- WHAT TO PRODUCE:
Take each line containing "revenus" and report it exactly as written.
+++ DATASET EXCERPTS
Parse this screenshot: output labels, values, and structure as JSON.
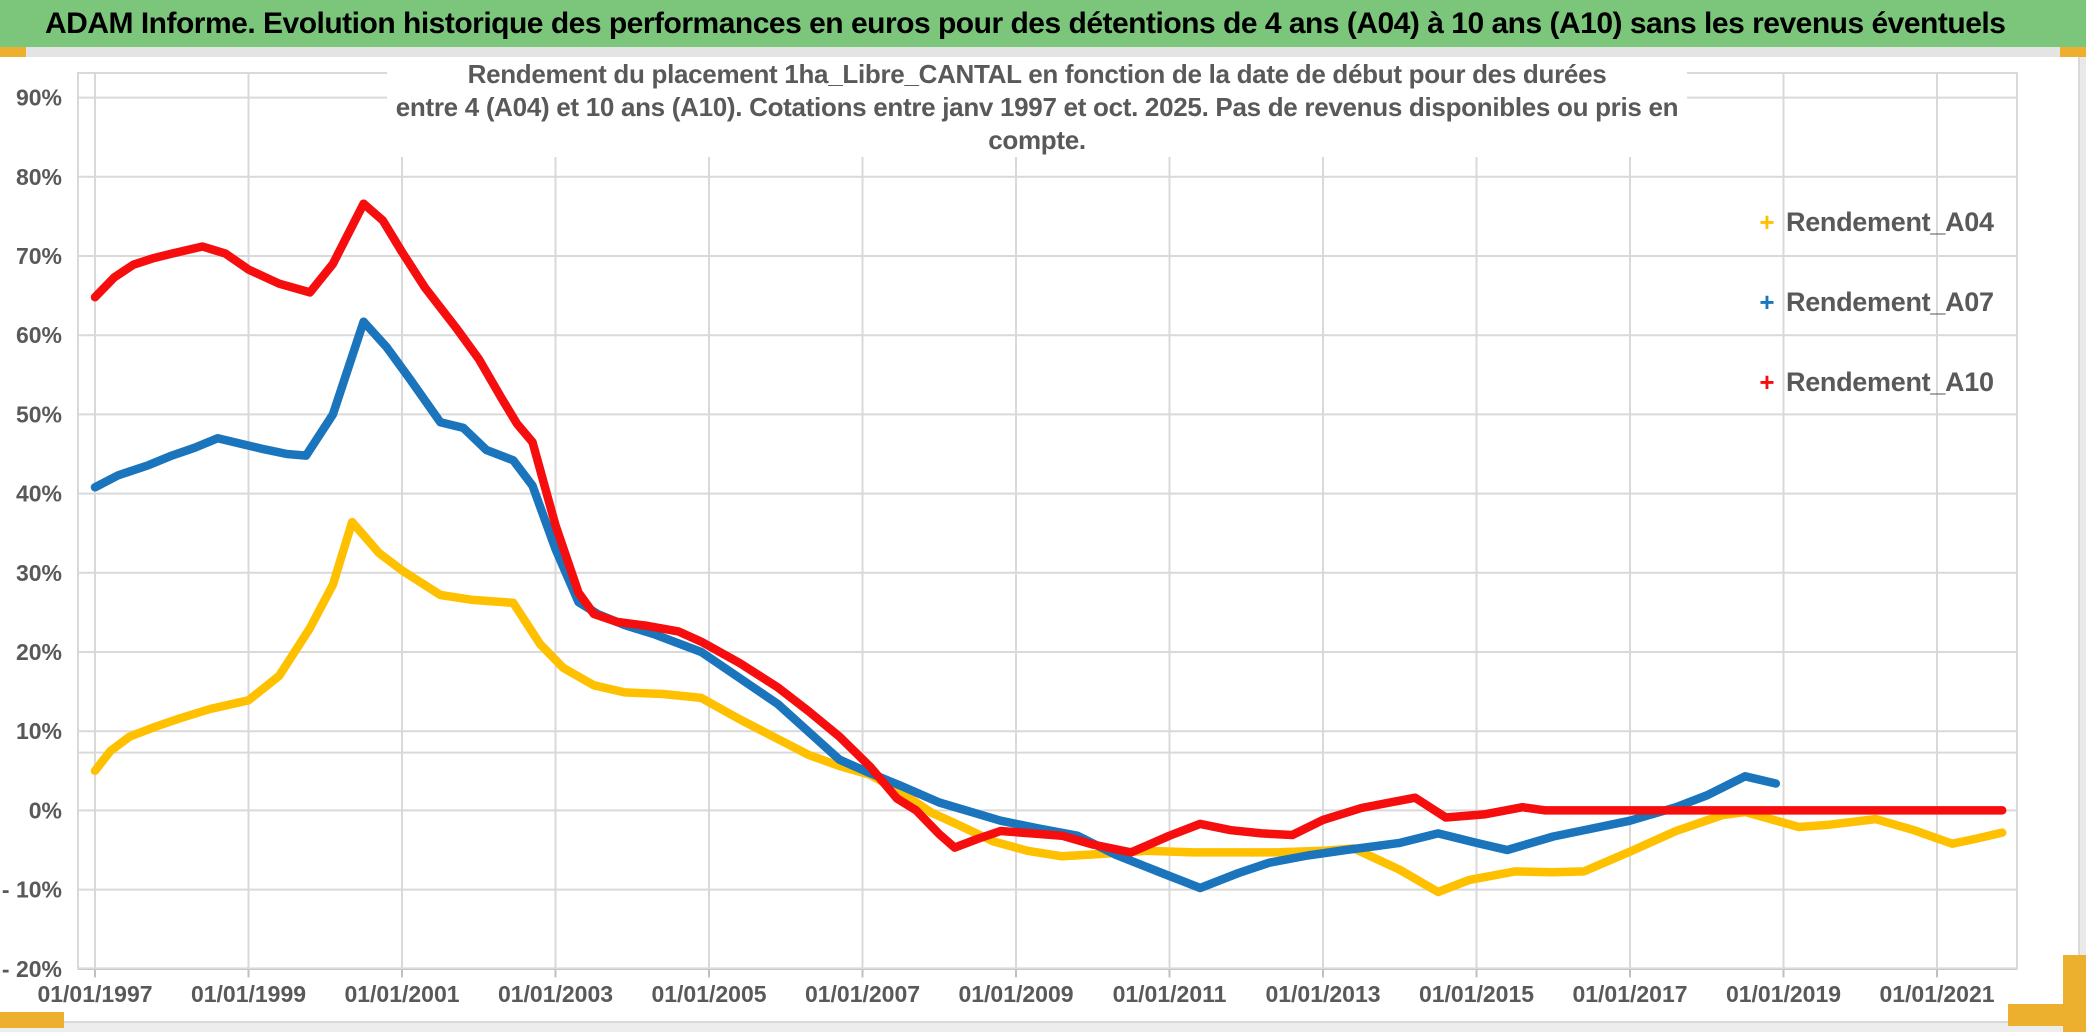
{
  "header": {
    "title": "ADAM Informe. Evolution historique des performances en euros pour des détentions de 4 ans (A04) à 10 ans (A10) sans les revenus éventuels",
    "background_color": "#7CC67C"
  },
  "accent_color": "#EDB02E",
  "chart_data": {
    "type": "line",
    "title_line1": "Rendement du placement 1ha_Libre_CANTAL en fonction de la date de début pour des durées",
    "title_line2": "entre 4 (A04) et 10 ans (A10). Cotations entre janv 1997 et oct. 2025. Pas de revenus disponibles ou pris en compte.",
    "xlabel": "",
    "ylabel": "",
    "xlim": [
      1996.78,
      2022.03
    ],
    "ylim": [
      -20,
      93
    ],
    "grid": true,
    "legend_position": "right",
    "extra_gridline_pct": 7.3,
    "gridline_color": "#D9D9D9",
    "axis_text_color": "#595959",
    "y_ticks": [
      {
        "label": "90%",
        "value": 90
      },
      {
        "label": "80%",
        "value": 80
      },
      {
        "label": "70%",
        "value": 70
      },
      {
        "label": "60%",
        "value": 60
      },
      {
        "label": "50%",
        "value": 50
      },
      {
        "label": "40%",
        "value": 40
      },
      {
        "label": "30%",
        "value": 30
      },
      {
        "label": "20%",
        "value": 20
      },
      {
        "label": "10%",
        "value": 10
      },
      {
        "label": "0%",
        "value": 0
      },
      {
        "label": "- 10%",
        "value": -10
      },
      {
        "label": "- 20%",
        "value": -20
      }
    ],
    "x_ticks": [
      {
        "year": 1997,
        "label": "01/01/1997"
      },
      {
        "year": 1999,
        "label": "01/01/1999"
      },
      {
        "year": 2001,
        "label": "01/01/2001"
      },
      {
        "year": 2003,
        "label": "01/01/2003"
      },
      {
        "year": 2005,
        "label": "01/01/2005"
      },
      {
        "year": 2007,
        "label": "01/01/2007"
      },
      {
        "year": 2009,
        "label": "01/01/2009"
      },
      {
        "year": 2011,
        "label": "01/01/2011"
      },
      {
        "year": 2013,
        "label": "01/01/2013"
      },
      {
        "year": 2015,
        "label": "01/01/2015"
      },
      {
        "year": 2017,
        "label": "01/01/2017"
      },
      {
        "year": 2019,
        "label": "01/01/2019"
      },
      {
        "year": 2021,
        "label": "01/01/2021"
      }
    ],
    "legend": [
      {
        "label": "Rendement_A04",
        "color": "#FFC000"
      },
      {
        "label": "Rendement_A07",
        "color": "#1B75BC"
      },
      {
        "label": "Rendement_A10",
        "color": "#F60D0D"
      }
    ],
    "series": [
      {
        "name": "Rendement_A04",
        "color": "#FFC000",
        "points": [
          [
            1997.0,
            5.0
          ],
          [
            1997.2,
            7.5
          ],
          [
            1997.45,
            9.3
          ],
          [
            1997.8,
            10.6
          ],
          [
            1998.1,
            11.6
          ],
          [
            1998.5,
            12.8
          ],
          [
            1999.0,
            13.9
          ],
          [
            1999.4,
            17.0
          ],
          [
            1999.8,
            23.0
          ],
          [
            2000.1,
            28.5
          ],
          [
            2000.35,
            36.4
          ],
          [
            2000.7,
            32.5
          ],
          [
            2001.0,
            30.3
          ],
          [
            2001.5,
            27.2
          ],
          [
            2001.9,
            26.6
          ],
          [
            2002.45,
            26.2
          ],
          [
            2002.8,
            21.0
          ],
          [
            2003.1,
            18.0
          ],
          [
            2003.5,
            15.8
          ],
          [
            2003.9,
            14.9
          ],
          [
            2004.4,
            14.7
          ],
          [
            2004.9,
            14.2
          ],
          [
            2005.4,
            11.5
          ],
          [
            2005.9,
            9.0
          ],
          [
            2006.3,
            7.0
          ],
          [
            2006.7,
            5.6
          ],
          [
            2007.1,
            4.5
          ],
          [
            2007.5,
            2.3
          ],
          [
            2007.9,
            -0.3
          ],
          [
            2008.2,
            -1.6
          ],
          [
            2008.7,
            -3.9
          ],
          [
            2009.15,
            -5.1
          ],
          [
            2009.6,
            -5.8
          ],
          [
            2010.1,
            -5.5
          ],
          [
            2010.7,
            -5.1
          ],
          [
            2011.3,
            -5.3
          ],
          [
            2011.9,
            -5.3
          ],
          [
            2012.4,
            -5.3
          ],
          [
            2013.0,
            -5.1
          ],
          [
            2013.4,
            -4.8
          ],
          [
            2014.0,
            -7.5
          ],
          [
            2014.5,
            -10.3
          ],
          [
            2014.9,
            -8.8
          ],
          [
            2015.5,
            -7.7
          ],
          [
            2016.0,
            -7.8
          ],
          [
            2016.4,
            -7.7
          ],
          [
            2017.0,
            -5.2
          ],
          [
            2017.6,
            -2.6
          ],
          [
            2018.2,
            -0.6
          ],
          [
            2018.5,
            -0.2
          ],
          [
            2019.2,
            -2.1
          ],
          [
            2019.6,
            -1.8
          ],
          [
            2020.2,
            -1.1
          ],
          [
            2020.7,
            -2.5
          ],
          [
            2021.2,
            -4.2
          ],
          [
            2021.5,
            -3.6
          ],
          [
            2021.85,
            -2.8
          ]
        ]
      },
      {
        "name": "Rendement_A07",
        "color": "#1B75BC",
        "points": [
          [
            1997.0,
            40.8
          ],
          [
            1997.3,
            42.3
          ],
          [
            1997.7,
            43.6
          ],
          [
            1998.0,
            44.8
          ],
          [
            1998.3,
            45.8
          ],
          [
            1998.6,
            47.0
          ],
          [
            1998.9,
            46.3
          ],
          [
            1999.2,
            45.6
          ],
          [
            1999.5,
            45.0
          ],
          [
            1999.75,
            44.8
          ],
          [
            2000.1,
            50.0
          ],
          [
            2000.5,
            61.7
          ],
          [
            2000.8,
            58.5
          ],
          [
            2001.1,
            54.5
          ],
          [
            2001.5,
            49.0
          ],
          [
            2001.8,
            48.3
          ],
          [
            2002.1,
            45.5
          ],
          [
            2002.45,
            44.2
          ],
          [
            2002.7,
            41.0
          ],
          [
            2003.0,
            33.0
          ],
          [
            2003.3,
            26.3
          ],
          [
            2003.55,
            24.8
          ],
          [
            2003.9,
            23.4
          ],
          [
            2004.3,
            22.2
          ],
          [
            2004.9,
            20.0
          ],
          [
            2005.4,
            16.7
          ],
          [
            2005.9,
            13.4
          ],
          [
            2006.3,
            9.9
          ],
          [
            2006.7,
            6.4
          ],
          [
            2007.1,
            4.7
          ],
          [
            2007.5,
            3.1
          ],
          [
            2008.0,
            1.0
          ],
          [
            2008.35,
            0.0
          ],
          [
            2008.8,
            -1.3
          ],
          [
            2009.3,
            -2.3
          ],
          [
            2009.8,
            -3.2
          ],
          [
            2010.3,
            -5.6
          ],
          [
            2010.9,
            -7.9
          ],
          [
            2011.4,
            -9.8
          ],
          [
            2011.9,
            -7.9
          ],
          [
            2012.3,
            -6.6
          ],
          [
            2012.8,
            -5.7
          ],
          [
            2013.3,
            -5.0
          ],
          [
            2013.7,
            -4.5
          ],
          [
            2014.0,
            -4.1
          ],
          [
            2014.5,
            -2.9
          ],
          [
            2015.0,
            -4.1
          ],
          [
            2015.4,
            -5.0
          ],
          [
            2016.0,
            -3.3
          ],
          [
            2016.5,
            -2.3
          ],
          [
            2017.0,
            -1.3
          ],
          [
            2017.6,
            0.4
          ],
          [
            2018.0,
            1.9
          ],
          [
            2018.5,
            4.3
          ],
          [
            2018.9,
            3.4
          ]
        ]
      },
      {
        "name": "Rendement_A10",
        "color": "#F60D0D",
        "points": [
          [
            1997.0,
            64.8
          ],
          [
            1997.25,
            67.3
          ],
          [
            1997.5,
            68.9
          ],
          [
            1997.75,
            69.7
          ],
          [
            1998.0,
            70.3
          ],
          [
            1998.4,
            71.2
          ],
          [
            1998.7,
            70.3
          ],
          [
            1999.0,
            68.3
          ],
          [
            1999.4,
            66.5
          ],
          [
            1999.8,
            65.4
          ],
          [
            2000.1,
            69.0
          ],
          [
            2000.5,
            76.6
          ],
          [
            2000.75,
            74.5
          ],
          [
            2001.0,
            70.5
          ],
          [
            2001.3,
            66.0
          ],
          [
            2001.7,
            61.0
          ],
          [
            2002.0,
            57.0
          ],
          [
            2002.3,
            52.0
          ],
          [
            2002.5,
            48.8
          ],
          [
            2002.7,
            46.5
          ],
          [
            2003.0,
            36.0
          ],
          [
            2003.3,
            27.5
          ],
          [
            2003.5,
            24.8
          ],
          [
            2003.8,
            23.8
          ],
          [
            2004.2,
            23.3
          ],
          [
            2004.6,
            22.6
          ],
          [
            2004.9,
            21.3
          ],
          [
            2005.4,
            18.6
          ],
          [
            2005.9,
            15.5
          ],
          [
            2006.3,
            12.5
          ],
          [
            2006.7,
            9.3
          ],
          [
            2007.1,
            5.5
          ],
          [
            2007.45,
            1.5
          ],
          [
            2007.7,
            0.0
          ],
          [
            2008.0,
            -3.0
          ],
          [
            2008.2,
            -4.7
          ],
          [
            2008.5,
            -3.6
          ],
          [
            2008.8,
            -2.6
          ],
          [
            2009.2,
            -2.9
          ],
          [
            2009.6,
            -3.2
          ],
          [
            2010.0,
            -4.3
          ],
          [
            2010.5,
            -5.3
          ],
          [
            2011.0,
            -3.2
          ],
          [
            2011.4,
            -1.7
          ],
          [
            2011.8,
            -2.5
          ],
          [
            2012.2,
            -2.9
          ],
          [
            2012.6,
            -3.1
          ],
          [
            2013.0,
            -1.2
          ],
          [
            2013.5,
            0.3
          ],
          [
            2014.2,
            1.6
          ],
          [
            2014.6,
            -0.9
          ],
          [
            2015.1,
            -0.5
          ],
          [
            2015.6,
            0.4
          ],
          [
            2015.9,
            0.0
          ],
          [
            2017.0,
            0.0
          ],
          [
            2018.0,
            0.0
          ],
          [
            2019.0,
            0.0
          ],
          [
            2020.0,
            0.0
          ],
          [
            2021.0,
            0.0
          ],
          [
            2021.85,
            0.0
          ]
        ]
      }
    ]
  }
}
++++++
- OUTPUT BELOW:
    "title": "ADAM Informe. Evolution historique des performances en euros pour des détentions de 4 ans (A04) à 10 ans (A10) sans les revenus éventuels",
    "title_line2": "entre 4 (A04) et 10 ans (A10). Cotations entre janv 1997 et oct. 2025. Pas de revenus disponibles ou pris en compte.",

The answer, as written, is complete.